INSTRUCTIONS FOR THE TASK -> Pick out each line in these entries that contains the string "Euro".

--- Start of RECORDS FOR THE EXERCISE ---

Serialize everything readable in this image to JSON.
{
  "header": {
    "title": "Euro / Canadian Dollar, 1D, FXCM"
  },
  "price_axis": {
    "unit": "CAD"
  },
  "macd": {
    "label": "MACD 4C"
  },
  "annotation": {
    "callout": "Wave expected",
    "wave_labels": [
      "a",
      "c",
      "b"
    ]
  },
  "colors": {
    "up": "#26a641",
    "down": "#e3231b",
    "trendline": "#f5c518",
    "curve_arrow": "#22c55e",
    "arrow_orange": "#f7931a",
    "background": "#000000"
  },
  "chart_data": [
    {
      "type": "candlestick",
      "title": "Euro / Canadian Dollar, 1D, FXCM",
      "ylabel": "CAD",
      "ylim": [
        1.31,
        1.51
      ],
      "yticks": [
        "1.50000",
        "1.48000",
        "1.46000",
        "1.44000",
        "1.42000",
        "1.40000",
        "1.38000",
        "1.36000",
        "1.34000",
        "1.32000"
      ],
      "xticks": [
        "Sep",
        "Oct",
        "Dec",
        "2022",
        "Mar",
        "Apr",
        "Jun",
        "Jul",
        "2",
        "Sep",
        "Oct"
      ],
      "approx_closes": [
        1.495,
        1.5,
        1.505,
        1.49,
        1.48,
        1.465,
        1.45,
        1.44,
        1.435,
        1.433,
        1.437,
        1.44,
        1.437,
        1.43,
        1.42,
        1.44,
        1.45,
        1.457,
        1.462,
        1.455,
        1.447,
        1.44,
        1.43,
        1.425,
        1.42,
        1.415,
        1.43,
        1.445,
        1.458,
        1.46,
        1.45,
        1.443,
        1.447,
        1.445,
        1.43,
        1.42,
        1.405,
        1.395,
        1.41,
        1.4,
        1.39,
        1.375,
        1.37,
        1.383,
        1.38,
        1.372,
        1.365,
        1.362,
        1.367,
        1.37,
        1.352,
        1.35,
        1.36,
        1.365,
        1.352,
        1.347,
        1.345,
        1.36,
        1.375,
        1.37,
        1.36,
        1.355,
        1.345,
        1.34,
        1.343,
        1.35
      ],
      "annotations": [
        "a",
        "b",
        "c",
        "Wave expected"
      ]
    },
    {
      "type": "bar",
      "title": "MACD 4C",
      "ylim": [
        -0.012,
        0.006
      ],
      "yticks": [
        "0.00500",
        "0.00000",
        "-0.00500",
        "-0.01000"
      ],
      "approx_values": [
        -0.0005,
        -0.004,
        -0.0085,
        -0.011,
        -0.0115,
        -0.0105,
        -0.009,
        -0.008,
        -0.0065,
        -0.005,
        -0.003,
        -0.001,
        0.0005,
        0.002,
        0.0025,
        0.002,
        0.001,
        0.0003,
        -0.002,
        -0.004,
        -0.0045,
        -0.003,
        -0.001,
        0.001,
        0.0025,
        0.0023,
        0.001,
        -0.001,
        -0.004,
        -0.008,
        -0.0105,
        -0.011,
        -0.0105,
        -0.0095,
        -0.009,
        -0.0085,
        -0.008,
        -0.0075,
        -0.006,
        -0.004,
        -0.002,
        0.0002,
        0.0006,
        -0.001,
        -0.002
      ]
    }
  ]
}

--- End of RECORDS FOR THE EXERCISE ---
--- Start of RECORDS FOR THE EXERCISE ---

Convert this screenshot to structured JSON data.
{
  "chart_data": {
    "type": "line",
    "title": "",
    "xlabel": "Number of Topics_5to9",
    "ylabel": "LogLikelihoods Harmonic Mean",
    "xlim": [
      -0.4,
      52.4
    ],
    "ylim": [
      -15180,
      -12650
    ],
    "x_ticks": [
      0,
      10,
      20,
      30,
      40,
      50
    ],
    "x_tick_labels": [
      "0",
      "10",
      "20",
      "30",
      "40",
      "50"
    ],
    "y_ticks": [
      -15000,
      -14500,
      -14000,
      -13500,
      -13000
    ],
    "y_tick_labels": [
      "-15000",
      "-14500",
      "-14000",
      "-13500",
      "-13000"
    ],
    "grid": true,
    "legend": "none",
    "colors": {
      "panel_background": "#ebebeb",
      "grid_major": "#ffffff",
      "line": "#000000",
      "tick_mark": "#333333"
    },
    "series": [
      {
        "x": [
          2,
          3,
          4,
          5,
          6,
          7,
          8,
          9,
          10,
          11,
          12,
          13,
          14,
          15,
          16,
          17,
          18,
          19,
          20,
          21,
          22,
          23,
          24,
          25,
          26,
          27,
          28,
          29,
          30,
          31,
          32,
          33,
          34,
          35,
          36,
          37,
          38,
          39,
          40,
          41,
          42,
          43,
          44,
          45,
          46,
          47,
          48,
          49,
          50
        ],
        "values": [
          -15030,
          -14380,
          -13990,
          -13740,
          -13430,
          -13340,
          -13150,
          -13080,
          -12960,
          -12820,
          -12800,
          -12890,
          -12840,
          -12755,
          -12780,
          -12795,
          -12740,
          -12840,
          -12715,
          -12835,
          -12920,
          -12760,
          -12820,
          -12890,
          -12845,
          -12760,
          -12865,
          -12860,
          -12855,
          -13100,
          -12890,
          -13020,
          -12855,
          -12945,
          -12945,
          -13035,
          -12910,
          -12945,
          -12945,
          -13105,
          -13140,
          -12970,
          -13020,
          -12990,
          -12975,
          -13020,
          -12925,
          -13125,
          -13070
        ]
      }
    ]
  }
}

--- End of RECORDS FOR THE EXERCISE ---

SOLUTION BELOW ->
    "title": "Euro / Canadian Dollar, 1D, FXCM"
      "title": "Euro / Canadian Dollar, 1D, FXCM",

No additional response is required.